▸ **本文抜粋**:
ドイツのゲーム会社Black Anvil Gamesによって製作されたWarlordsは、迫るオーク侵略軍に義勇兵を指揮して立ち向かうといった、ファンタジー戦術シミュレーションRPGである。
ヘックス(六角形)に区切られたマップで、ユニットをチェスの駒のようにターン制で動かし、兵種の相性や高低差を活かして攻撃するといった、オールドゲーマーにはなんとも馴染み深いというか、懐かしさも感じられる作りだ。
そうした重厚な内容のゲームを、タップ1つの簡単操作でお手軽にできるよう設計されているのはお見事としかいいようがない。無料のゲームとはとても思えないほどの完成度の高さである。
ストーリー
舞台となるのは中世ヨーロッパ的ファンタジー世界「ダンマー」
そこに住む人間たちは、オークという凶悪なモンスターの軍勢によって侵略されて、多くの地を支配されてしまっていた。
ある時、港町デューポートに襲来したオーク軍を、ギリーという名の元海賊の料理人が指揮する衛兵隊が、撃退に成功する。
それを切っ掛けに、荒くれ騎馬隊や辺境の弓兵部隊、そして女戦士ぺラジアの率いる王国槍兵隊などが合流し、人間たちは一大義勇兵団を結成し、反撃の狼煙を上げることになった。
プレイヤーはギリーたち義勇兵団を指揮し、オークたちに占領された地を解放していくのだ。
公式による紹介
戦略性が高く、適度な難易度。
モバイル専用のターン制ストラテジーゲーム。マス目状の戦場で敵と対峙し、戦略を競い合え。兵士を雇用して訓練し、軍隊を作り上げてあらゆる敵を打ち破れ。
様々な種類のユニットを集めたり雇用したりして、少数の義勇兵で構成された部隊を強固な攻撃部隊へと作り変えよう。各ユニットに最適な武器や防具を装備させ、戦局を一変させるアビリティを習得して戦力を拡大させよう。
激しい戦いを勝ち抜いてランキングに自軍の軍旗を掲げよう。君は真のウォーロードになる実力を持っているだろうか?
戦いに参加せよ!
君の一手が勝敗を分ける – 白熱のターン制バトルでオークの軍勢を撃退しよう。国を統一せよ – 一から軍隊を作り上げ、強力な同盟を結成しよう。装備を整えろ – 伝説的な武器を手に入れ、戦局を一変させる特殊能力を習得しよう。
祖国を守れ – ダンマー各地で繰り広げられる戦いを乗り越え、幻想的な世界を探検しよう。
敵を打ち破れ – 対人戦ランキングのトップに軍旗を高々と掲げよう。
『Warlords』は基本プレイ無料ですが、一部のゲーム内アイテムを有料で購入することもできます。アプリ内購入機能は、お使いのデバイスの設定で無効にできます。
ゲームのプレイとソーシャル機能を利用するにはインターネット接続が必要です。また、ゲーム内に広告が入る場合があります。

▸ **小問 1**:
Warlordsの紹介文について、次の問いに答えてください。
(a) このゲームを製作したのはどこの会社ですか。
(b) 港町デューポートでオーク軍を撃退した衛兵隊を指揮していたのは誰ですか。
(c) ゲームのプレイとソーシャル機能を利用するには何が必要ですか。
▸ **小問 2**:
次の(a)〜(c)は、Warlordsの紹介文の内容と合っていますか。それぞれ「はい」か「いいえ」で答え、決め手となる本文の言葉をそのまま引用してください。
(a) ユニットはリアルタイムで動かす。
(b) 王国槍兵隊を率いているのは女戦士ぺラジアである。
(c) アプリ内購入機能はデバイスの設定で無効にできる。
記録はここでは一切使いません。

▸ **提供された記録**:
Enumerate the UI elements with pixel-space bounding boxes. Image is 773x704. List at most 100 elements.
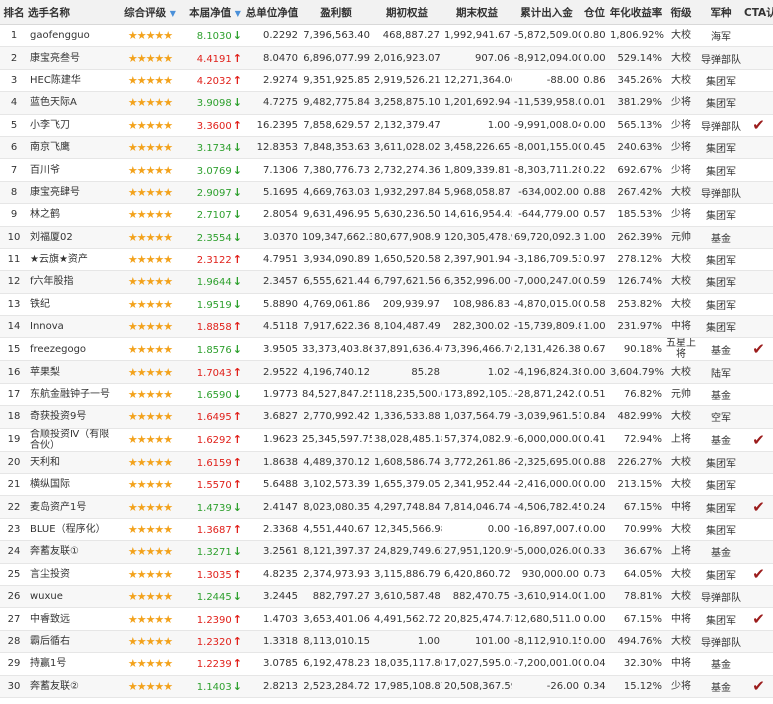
name-link[interactable]: 林之鹤 — [28, 203, 114, 227]
name-link-text[interactable]: 刘福厦02 — [30, 232, 73, 243]
table-row[interactable]: 11 ★云旗★资产 ★★★★★ 2.3122↑ 4.7951 3,934,090.89 1,… — [0, 248, 773, 272]
name-link-text[interactable]: 蓝色天际A — [30, 97, 77, 108]
name-link[interactable]: 奔蓄友联② — [28, 675, 114, 698]
header-army[interactable]: 军种 — [698, 0, 744, 25]
name-link[interactable]: wuxue — [28, 585, 114, 609]
table-row[interactable]: 6 南京飞鹰 ★★★★★ 3.1734↓ 12.8353 7,848,353.63 3,61… — [0, 136, 773, 160]
header-start-equity[interactable]: 期初权益 — [372, 0, 442, 25]
table-row[interactable]: 9 林之鹤 ★★★★★ 2.7107↓ 2.8054 9,631,496.95 5,630,… — [0, 203, 773, 227]
table-row[interactable]: 16 苹果梨 ★★★★★ 1.7043↑ 2.9522 4,196,740.12 85.28… — [0, 360, 773, 384]
table-row[interactable]: 1 gaofengguo ★★★★★ 8.1030↓ 0.2292 7,396,563.4… — [0, 24, 773, 48]
table-row[interactable]: 13 铁纪 ★★★★★ 1.9519↓ 5.8890 4,769,061.86 209,93… — [0, 293, 773, 317]
name-link[interactable]: 横纵国际 — [28, 473, 114, 497]
name-link-text[interactable]: f六年股指 — [30, 276, 74, 287]
table-row[interactable]: 30 奔蓄友联② ★★★★★ 1.1403↓ 2.8213 2,523,284.72 17,… — [0, 675, 773, 698]
name-link[interactable]: 蓝色天际A — [28, 91, 114, 115]
name-link-text[interactable]: Innova — [30, 321, 64, 332]
name-link-text[interactable]: BLUE（程序化） — [30, 524, 106, 535]
name-link[interactable]: 霸后循右 — [28, 630, 114, 654]
name-link[interactable]: BLUE（程序化） — [28, 518, 114, 542]
sort-desc-icon[interactable]: ▼ — [170, 9, 176, 18]
name-link[interactable]: 奔蓄友联① — [28, 540, 114, 564]
table-row[interactable]: 4 蓝色天际A ★★★★★ 3.9098↓ 4.7275 9,482,775.84 3,25… — [0, 91, 773, 115]
header-profit[interactable]: 盈利额 — [300, 0, 372, 25]
name-link[interactable]: gaofengguo — [28, 24, 114, 48]
name-link-text[interactable]: 奔蓄友联① — [30, 546, 79, 557]
name-link-text[interactable]: 康宝亮叁号 — [30, 53, 80, 64]
table-row[interactable]: 18 奇获投资9号 ★★★★★ 1.6495↑ 3.6827 2,770,992.42 1,… — [0, 405, 773, 429]
name-link[interactable]: 持赢1号 — [28, 652, 114, 676]
name-link[interactable]: freezegogo — [28, 337, 114, 362]
table-row[interactable]: 25 言尘投资 ★★★★★ 1.3035↑ 4.8235 2,374,973.93 3,11… — [0, 563, 773, 586]
table-row[interactable]: 27 中睿致远 ★★★★★ 1.2390↑ 1.4703 3,653,401.06 4,49… — [0, 607, 773, 631]
header-rating[interactable]: 综合评级 ▼ — [114, 0, 186, 25]
name-link-text[interactable]: 小李飞刀 — [30, 120, 70, 131]
header-total-nav[interactable]: 总单位净值 — [244, 0, 300, 25]
name-link-text[interactable]: 天利和 — [30, 457, 60, 468]
name-link[interactable]: 刘福厦02 — [28, 226, 114, 249]
name-link-text[interactable]: 霸后循右 — [30, 636, 70, 647]
table-row[interactable]: 22 麦岛资产1号 ★★★★★ 1.4739↓ 2.4147 8,023,080.35 4,… — [0, 495, 773, 519]
table-row[interactable]: 3 HEC陈建华 ★★★★★ 4.2032↑ 2.9274 9,351,925.85 2,9… — [0, 69, 773, 93]
name-link[interactable]: 天利和 — [28, 451, 114, 475]
table-row[interactable]: 28 霸后循右 ★★★★★ 1.2320↑ 1.3318 8,113,010.15 1.00… — [0, 630, 773, 654]
name-link-text[interactable]: 康宝亮肆号 — [30, 187, 80, 198]
name-link[interactable]: 康宝亮叁号 — [28, 46, 114, 70]
table-row[interactable]: 12 f六年股指 ★★★★★ 1.9644↓ 2.3457 6,555,621.44 6,7… — [0, 270, 773, 294]
name-link-text[interactable]: 中睿致远 — [30, 614, 70, 625]
name-link[interactable]: 苹果梨 — [28, 360, 114, 384]
table-row[interactable]: 14 Innova ★★★★★ 1.8858↑ 4.5118 7,917,622.36 8,… — [0, 315, 773, 339]
name-link-text[interactable]: 奔蓄友联② — [30, 681, 79, 692]
name-link[interactable]: 康宝亮肆号 — [28, 181, 114, 205]
name-link[interactable]: 百川爷 — [28, 158, 114, 182]
table-row[interactable]: 15 freezegogo ★★★★★ 1.8576↓ 3.9505 33,373,403… — [0, 337, 773, 362]
name-link[interactable]: HEC陈建华 — [28, 69, 114, 93]
name-link-text[interactable]: 林之鹤 — [30, 209, 60, 220]
table-row[interactable]: 10 刘福厦02 ★★★★★ 2.3554↓ 3.0370 109,347,662.358… — [0, 226, 773, 249]
name-link[interactable]: ★云旗★资产 — [28, 248, 114, 272]
name-link-text[interactable]: 合顺投资Ⅳ（有限合伙） — [30, 429, 109, 451]
name-link-text[interactable]: 麦岛资产1号 — [30, 502, 86, 513]
table-row[interactable]: 26 wuxue ★★★★★ 1.2445↓ 3.2445 882,797.27 3,610… — [0, 585, 773, 609]
header-title[interactable]: 衔级 — [664, 0, 698, 25]
name-link-text[interactable]: 铁纪 — [30, 299, 50, 310]
header-nav[interactable]: 本届净值 ▼ — [186, 0, 244, 25]
name-link-text[interactable]: 奇获投资9号 — [30, 411, 86, 422]
name-link-text[interactable]: 言尘投资 — [30, 569, 70, 580]
header-end-equity[interactable]: 期末权益 — [442, 0, 512, 25]
name-link[interactable]: 铁纪 — [28, 293, 114, 317]
header-name[interactable]: 选手名称 — [28, 0, 114, 25]
name-link-text[interactable]: 东航金融钟子一号 — [30, 389, 110, 400]
table-row[interactable]: 5 小李飞刀 ★★★★★ 3.3600↑ 16.2395 7,858,629.57 2,13… — [0, 114, 773, 137]
table-row[interactable]: 2 康宝亮叁号 ★★★★★ 4.4191↑ 8.0470 6,896,077.99 2,01… — [0, 46, 773, 70]
name-link-text[interactable]: freezegogo — [30, 344, 86, 355]
sort-desc-icon[interactable]: ▼ — [235, 9, 241, 18]
name-link[interactable]: 东航金融钟子一号 — [28, 383, 114, 407]
name-link-text[interactable]: 南京飞鹰 — [30, 142, 70, 153]
table-row[interactable]: 21 横纵国际 ★★★★★ 1.5570↑ 5.6488 3,102,573.39 1,65… — [0, 473, 773, 497]
name-link-text[interactable]: 百川爷 — [30, 165, 60, 176]
table-row[interactable]: 19 合顺投资Ⅳ（有限合伙） ★★★★★ 1.6292↑ 1.9623 25,345,59… — [0, 428, 773, 452]
header-cta[interactable]: CTA认证 — [744, 0, 773, 25]
name-link-text[interactable]: 横纵国际 — [30, 479, 70, 490]
name-link[interactable]: 麦岛资产1号 — [28, 495, 114, 519]
table-row[interactable]: 20 天利和 ★★★★★ 1.6159↑ 1.8638 4,489,370.12 1,608… — [0, 451, 773, 475]
name-link[interactable]: 奇获投资9号 — [28, 405, 114, 429]
name-link[interactable]: 中睿致远 — [28, 607, 114, 631]
header-flow[interactable]: 累计出入金 — [512, 0, 581, 25]
name-link-text[interactable]: HEC陈建华 — [30, 75, 81, 86]
table-row[interactable]: 17 东航金融钟子一号 ★★★★★ 1.6590↓ 1.9773 84,527,847.2… — [0, 383, 773, 407]
table-row[interactable]: 8 康宝亮肆号 ★★★★★ 2.9097↓ 5.1695 4,669,763.03 1,93… — [0, 181, 773, 205]
name-link[interactable]: 言尘投资 — [28, 563, 114, 586]
table-row[interactable]: 23 BLUE（程序化） ★★★★★ 1.3687↑ 2.3368 4,551,440.6… — [0, 518, 773, 542]
name-link[interactable]: f六年股指 — [28, 270, 114, 294]
name-link-text[interactable]: ★云旗★资产 — [30, 254, 88, 265]
name-link[interactable]: 合顺投资Ⅳ（有限合伙） — [28, 428, 114, 452]
table-row[interactable]: 29 持赢1号 ★★★★★ 1.2239↑ 3.0785 6,192,478.23 18,0… — [0, 652, 773, 676]
name-link-text[interactable]: 苹果梨 — [30, 367, 60, 378]
name-link-text[interactable]: wuxue — [30, 591, 63, 602]
name-link-text[interactable]: gaofengguo — [30, 30, 90, 41]
header-annual[interactable]: 年化收益率 — [608, 0, 664, 25]
name-link[interactable]: 小李飞刀 — [28, 114, 114, 137]
table-row[interactable]: 24 奔蓄友联① ★★★★★ 1.3271↓ 3.2561 8,121,397.37 24,… — [0, 540, 773, 564]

▸ **解答 1**:
(a) ドイツのゲーム会社Black Anvil Games
(b) ギリーという名の元海賊の料理人
(c) インターネット接続

▸ **解答 2**:
(a) いいえ。「ユニットをチェスの駒のようにターン制で動かし」
(b) はい。「女戦士ぺラジアの率いる王国槍兵隊」
(c) はい。「アプリ内購入機能は、お使いのデバイスの設定で無効にできます。」